**Short task:** Scan the lines below for the word "text". Copy each line you find it in.
==========
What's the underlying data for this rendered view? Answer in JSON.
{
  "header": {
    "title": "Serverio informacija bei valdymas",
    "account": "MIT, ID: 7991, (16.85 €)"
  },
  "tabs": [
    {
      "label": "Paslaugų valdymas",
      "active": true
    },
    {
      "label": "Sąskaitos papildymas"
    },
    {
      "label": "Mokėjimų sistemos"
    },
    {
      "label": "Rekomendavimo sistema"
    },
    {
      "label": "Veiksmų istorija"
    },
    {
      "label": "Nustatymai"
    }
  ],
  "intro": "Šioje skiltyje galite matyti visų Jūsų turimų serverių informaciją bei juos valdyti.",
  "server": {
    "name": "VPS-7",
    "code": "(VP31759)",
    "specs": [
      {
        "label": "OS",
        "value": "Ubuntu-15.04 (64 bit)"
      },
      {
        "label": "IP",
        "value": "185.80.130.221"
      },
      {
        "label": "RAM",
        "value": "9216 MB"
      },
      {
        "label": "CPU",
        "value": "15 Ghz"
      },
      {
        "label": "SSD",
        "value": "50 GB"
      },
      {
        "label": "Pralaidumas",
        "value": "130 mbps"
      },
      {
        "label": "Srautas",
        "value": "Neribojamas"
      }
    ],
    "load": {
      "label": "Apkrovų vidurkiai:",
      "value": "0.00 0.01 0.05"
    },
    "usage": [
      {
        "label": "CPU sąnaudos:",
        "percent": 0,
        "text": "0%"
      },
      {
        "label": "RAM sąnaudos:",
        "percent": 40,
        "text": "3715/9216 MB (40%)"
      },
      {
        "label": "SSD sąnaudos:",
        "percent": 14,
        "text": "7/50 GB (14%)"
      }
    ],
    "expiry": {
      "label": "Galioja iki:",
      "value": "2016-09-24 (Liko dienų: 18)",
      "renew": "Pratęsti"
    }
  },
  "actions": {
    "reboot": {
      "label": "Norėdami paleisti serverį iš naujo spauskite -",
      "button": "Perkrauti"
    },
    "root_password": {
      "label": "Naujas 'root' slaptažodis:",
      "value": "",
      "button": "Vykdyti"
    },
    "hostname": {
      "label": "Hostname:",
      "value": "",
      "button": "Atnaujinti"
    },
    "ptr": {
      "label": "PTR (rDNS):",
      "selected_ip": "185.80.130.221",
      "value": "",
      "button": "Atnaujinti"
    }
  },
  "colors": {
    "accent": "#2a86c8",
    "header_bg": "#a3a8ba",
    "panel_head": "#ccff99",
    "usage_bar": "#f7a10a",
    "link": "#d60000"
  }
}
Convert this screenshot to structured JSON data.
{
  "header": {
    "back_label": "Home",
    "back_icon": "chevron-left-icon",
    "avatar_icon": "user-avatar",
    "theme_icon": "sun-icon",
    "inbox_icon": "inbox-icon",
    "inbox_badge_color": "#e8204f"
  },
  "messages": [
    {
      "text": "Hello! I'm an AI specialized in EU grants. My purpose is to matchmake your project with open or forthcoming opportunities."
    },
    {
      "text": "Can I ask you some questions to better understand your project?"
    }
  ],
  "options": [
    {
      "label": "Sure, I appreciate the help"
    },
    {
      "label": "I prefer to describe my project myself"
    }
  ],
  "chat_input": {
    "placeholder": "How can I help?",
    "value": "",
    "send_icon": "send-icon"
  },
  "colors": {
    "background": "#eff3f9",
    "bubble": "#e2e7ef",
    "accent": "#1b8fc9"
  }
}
==========
**Result for this task:**
        "text": "0%"
        "text": "3715/9216 MB (40%)"
        "text": "7/50 GB (14%)"
      "text": "Hello! I'm an AI specialized in EU grants. My purpose is to matchmake your project with open or forthcoming opportunities."
      "text": "Can I ask you some questions to better understand your project?"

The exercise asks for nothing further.